__WORK REQUIRED__: Output every line below exactly.

__PROVIDED ENTRIES__:
--------

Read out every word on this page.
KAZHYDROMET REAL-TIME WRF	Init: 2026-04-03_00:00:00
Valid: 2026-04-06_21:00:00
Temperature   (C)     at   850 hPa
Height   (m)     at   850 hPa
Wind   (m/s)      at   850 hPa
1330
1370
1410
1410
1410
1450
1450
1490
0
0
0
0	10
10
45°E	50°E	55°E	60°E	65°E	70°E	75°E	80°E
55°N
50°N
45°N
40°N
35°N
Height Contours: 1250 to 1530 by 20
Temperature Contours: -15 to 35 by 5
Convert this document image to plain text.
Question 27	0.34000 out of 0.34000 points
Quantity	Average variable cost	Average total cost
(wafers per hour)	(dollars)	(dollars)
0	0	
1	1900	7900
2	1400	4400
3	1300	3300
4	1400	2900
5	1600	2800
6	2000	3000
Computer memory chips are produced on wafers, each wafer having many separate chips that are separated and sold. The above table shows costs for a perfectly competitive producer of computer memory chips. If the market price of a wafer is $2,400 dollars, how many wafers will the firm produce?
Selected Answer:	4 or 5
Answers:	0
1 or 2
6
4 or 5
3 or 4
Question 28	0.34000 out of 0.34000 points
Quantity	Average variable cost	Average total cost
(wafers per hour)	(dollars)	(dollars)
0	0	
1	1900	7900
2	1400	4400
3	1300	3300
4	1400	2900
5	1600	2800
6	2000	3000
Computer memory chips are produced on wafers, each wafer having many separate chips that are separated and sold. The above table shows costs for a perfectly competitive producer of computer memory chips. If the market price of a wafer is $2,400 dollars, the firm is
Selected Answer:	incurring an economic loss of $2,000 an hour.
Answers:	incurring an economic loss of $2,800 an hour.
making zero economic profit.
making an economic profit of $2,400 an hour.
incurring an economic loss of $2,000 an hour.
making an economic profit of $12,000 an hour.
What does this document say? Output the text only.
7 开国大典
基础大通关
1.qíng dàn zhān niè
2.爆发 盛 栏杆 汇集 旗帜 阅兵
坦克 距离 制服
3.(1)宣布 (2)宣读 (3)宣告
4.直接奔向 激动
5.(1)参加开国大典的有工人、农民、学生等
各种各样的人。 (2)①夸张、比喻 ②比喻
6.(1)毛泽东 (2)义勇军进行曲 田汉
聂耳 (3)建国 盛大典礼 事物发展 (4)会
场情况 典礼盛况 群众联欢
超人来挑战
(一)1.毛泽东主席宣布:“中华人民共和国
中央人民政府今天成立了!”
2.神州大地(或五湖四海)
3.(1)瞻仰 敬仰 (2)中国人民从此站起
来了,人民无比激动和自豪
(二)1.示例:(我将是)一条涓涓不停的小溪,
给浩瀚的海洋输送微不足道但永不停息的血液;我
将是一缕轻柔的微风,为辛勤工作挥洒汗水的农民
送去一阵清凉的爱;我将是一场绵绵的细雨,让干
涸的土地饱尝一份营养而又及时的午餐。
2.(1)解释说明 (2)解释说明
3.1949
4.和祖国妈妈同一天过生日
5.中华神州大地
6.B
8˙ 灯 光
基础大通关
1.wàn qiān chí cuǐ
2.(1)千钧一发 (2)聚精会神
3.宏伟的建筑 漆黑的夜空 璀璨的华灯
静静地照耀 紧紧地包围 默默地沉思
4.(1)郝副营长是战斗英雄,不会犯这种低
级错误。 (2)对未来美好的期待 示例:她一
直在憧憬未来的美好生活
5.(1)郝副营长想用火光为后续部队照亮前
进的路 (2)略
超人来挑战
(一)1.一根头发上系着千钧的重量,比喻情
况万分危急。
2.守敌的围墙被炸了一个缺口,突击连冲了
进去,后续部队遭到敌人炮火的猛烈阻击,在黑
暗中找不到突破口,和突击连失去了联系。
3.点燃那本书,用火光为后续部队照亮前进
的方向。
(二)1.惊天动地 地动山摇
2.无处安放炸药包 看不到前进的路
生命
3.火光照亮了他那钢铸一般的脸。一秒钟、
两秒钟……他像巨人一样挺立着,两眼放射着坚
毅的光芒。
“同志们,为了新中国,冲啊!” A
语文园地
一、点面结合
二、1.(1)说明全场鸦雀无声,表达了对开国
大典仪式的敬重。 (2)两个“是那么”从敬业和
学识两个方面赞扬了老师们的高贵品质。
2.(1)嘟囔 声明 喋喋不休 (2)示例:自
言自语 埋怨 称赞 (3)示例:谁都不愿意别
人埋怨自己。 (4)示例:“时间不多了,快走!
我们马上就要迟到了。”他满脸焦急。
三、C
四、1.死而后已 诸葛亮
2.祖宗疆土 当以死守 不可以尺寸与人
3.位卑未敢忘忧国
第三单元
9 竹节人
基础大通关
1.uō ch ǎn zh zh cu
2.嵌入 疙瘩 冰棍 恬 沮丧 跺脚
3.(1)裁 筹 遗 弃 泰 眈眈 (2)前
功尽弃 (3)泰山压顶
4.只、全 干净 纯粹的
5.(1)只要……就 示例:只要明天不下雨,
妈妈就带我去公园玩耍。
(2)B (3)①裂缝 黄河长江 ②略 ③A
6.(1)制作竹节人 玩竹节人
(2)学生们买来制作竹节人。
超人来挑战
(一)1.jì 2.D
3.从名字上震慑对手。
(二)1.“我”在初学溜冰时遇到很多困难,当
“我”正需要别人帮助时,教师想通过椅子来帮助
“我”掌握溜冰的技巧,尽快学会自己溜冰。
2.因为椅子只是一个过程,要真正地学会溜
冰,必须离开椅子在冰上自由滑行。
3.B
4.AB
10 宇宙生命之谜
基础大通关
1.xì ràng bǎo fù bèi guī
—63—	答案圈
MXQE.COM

--------

__EXERCISE ANSWER__:
Read out every word on this page.
KAZHYDROMET REAL-TIME WRF	Init: 2026-04-03_00:00:00
Valid: 2026-04-06_21:00:00
Temperature   (C)     at   850 hPa
Height   (m)     at   850 hPa
Wind   (m/s)      at   850 hPa
1330
1370
1410
1410
1410
1450
1450
1490
0
0
0
0	10
10
45°E	50°E	55°E	60°E	65°E	70°E	75°E	80°E
55°N
50°N
45°N
40°N
35°N
Height Contours: 1250 to 1530 by 20
Temperature Contours: -15 to 35 by 5
Convert this document image to plain text.
Question 27	0.34000 out of 0.34000 points
Quantity	Average variable cost	Average total cost
(wafers per hour)	(dollars)	(dollars)
0	0	
1	1900	7900
2	1400	4400
3	1300	3300
4	1400	2900
5	1600	2800
6	2000	3000
Computer memory chips are produced on wafers, each wafer having many separate chips that are separated and sold. The above table shows costs for a perfectly competitive producer of computer memory chips. If the market price of a wafer is $2,400 dollars, how many wafers will the firm produce?
Selected Answer:	4 or 5
Answers:	0
1 or 2
6
4 or 5
3 or 4
Question 28	0.34000 out of 0.34000 points
Quantity	Average variable cost	Average total cost
(wafers per hour)	(dollars)	(dollars)
0	0	
1	1900	7900
2	1400	4400
3	1300	3300
4	1400	2900
5	1600	2800
6	2000	3000
Computer memory chips are produced on wafers, each wafer having many separate chips that are separated and sold. The above table shows costs for a perfectly competitive producer of computer memory chips. If the market price of a wafer is $2,400 dollars, the firm is
Selected Answer:	incurring an economic loss of $2,000 an hour.
Answers:	incurring an economic loss of $2,800 an hour.
making zero economic profit.
making an economic profit of $2,400 an hour.
incurring an economic loss of $2,000 an hour.
making an economic profit of $12,000 an hour.
What does this document say? Output the text only.
7 开国大典
基础大通关
1.qíng dàn zhān niè
2.爆发 盛 栏杆 汇集 旗帜 阅兵
坦克 距离 制服
3.(1)宣布 (2)宣读 (3)宣告
4.直接奔向 激动
5.(1)参加开国大典的有工人、农民、学生等
各种各样的人。 (2)①夸张、比喻 ②比喻
6.(1)毛泽东 (2)义勇军进行曲 田汉
聂耳 (3)建国 盛大典礼 事物发展 (4)会
场情况 典礼盛况 群众联欢
超人来挑战
(一)1.毛泽东主席宣布:“中华人民共和国
中央人民政府今天成立了!”
2.神州大地(或五湖四海)
3.(1)瞻仰 敬仰 (2)中国人民从此站起
来了,人民无比激动和自豪
(二)1.示例:(我将是)一条涓涓不停的小溪,
给浩瀚的海洋输送微不足道但永不停息的血液;我
将是一缕轻柔的微风,为辛勤工作挥洒汗水的农民
送去一阵清凉的爱;我将是一场绵绵的细雨,让干
涸的土地饱尝一份营养而又及时的午餐。
2.(1)解释说明 (2)解释说明
3.1949
4.和祖国妈妈同一天过生日
5.中华神州大地
6.B
8˙ 灯 光
基础大通关
1.wàn qiān chí cuǐ
2.(1)千钧一发 (2)聚精会神
3.宏伟的建筑 漆黑的夜空 璀璨的华灯
静静地照耀 紧紧地包围 默默地沉思
4.(1)郝副营长是战斗英雄,不会犯这种低
级错误。 (2)对未来美好的期待 示例:她一
直在憧憬未来的美好生活
5.(1)郝副营长想用火光为后续部队照亮前
进的路 (2)略
超人来挑战
(一)1.一根头发上系着千钧的重量,比喻情
况万分危急。
2.守敌的围墙被炸了一个缺口,突击连冲了
进去,后续部队遭到敌人炮火的猛烈阻击,在黑
暗中找不到突破口,和突击连失去了联系。
3.点燃那本书,用火光为后续部队照亮前进
的方向。
(二)1.惊天动地 地动山摇
2.无处安放炸药包 看不到前进的路
生命
3.火光照亮了他那钢铸一般的脸。一秒钟、
两秒钟……他像巨人一样挺立着,两眼放射着坚
毅的光芒。
“同志们,为了新中国,冲啊!” A
语文园地
一、点面结合
二、1.(1)说明全场鸦雀无声,表达了对开国
大典仪式的敬重。 (2)两个“是那么”从敬业和
学识两个方面赞扬了老师们的高贵品质。
2.(1)嘟囔 声明 喋喋不休 (2)示例:自
言自语 埋怨 称赞 (3)示例:谁都不愿意别
人埋怨自己。 (4)示例:“时间不多了,快走!
我们马上就要迟到了。”他满脸焦急。
三、C
四、1.死而后已 诸葛亮
2.祖宗疆土 当以死守 不可以尺寸与人
3.位卑未敢忘忧国
第三单元
9 竹节人
基础大通关
1.uō ch ǎn zh zh cu
2.嵌入 疙瘩 冰棍 恬 沮丧 跺脚
3.(1)裁 筹 遗 弃 泰 眈眈 (2)前
功尽弃 (3)泰山压顶
4.只、全 干净 纯粹的
5.(1)只要……就 示例:只要明天不下雨,
妈妈就带我去公园玩耍。
(2)B (3)①裂缝 黄河长江 ②略 ③A
6.(1)制作竹节人 玩竹节人
(2)学生们买来制作竹节人。
超人来挑战
(一)1.jì 2.D
3.从名字上震慑对手。
(二)1.“我”在初学溜冰时遇到很多困难,当
“我”正需要别人帮助时,教师想通过椅子来帮助
“我”掌握溜冰的技巧,尽快学会自己溜冰。
2.因为椅子只是一个过程,要真正地学会溜
冰,必须离开椅子在冰上自由滑行。
3.B
4.AB
10 宇宙生命之谜
基础大通关
1.xì ràng bǎo fù bèi guī
—63—	答案圈
MXQE.COM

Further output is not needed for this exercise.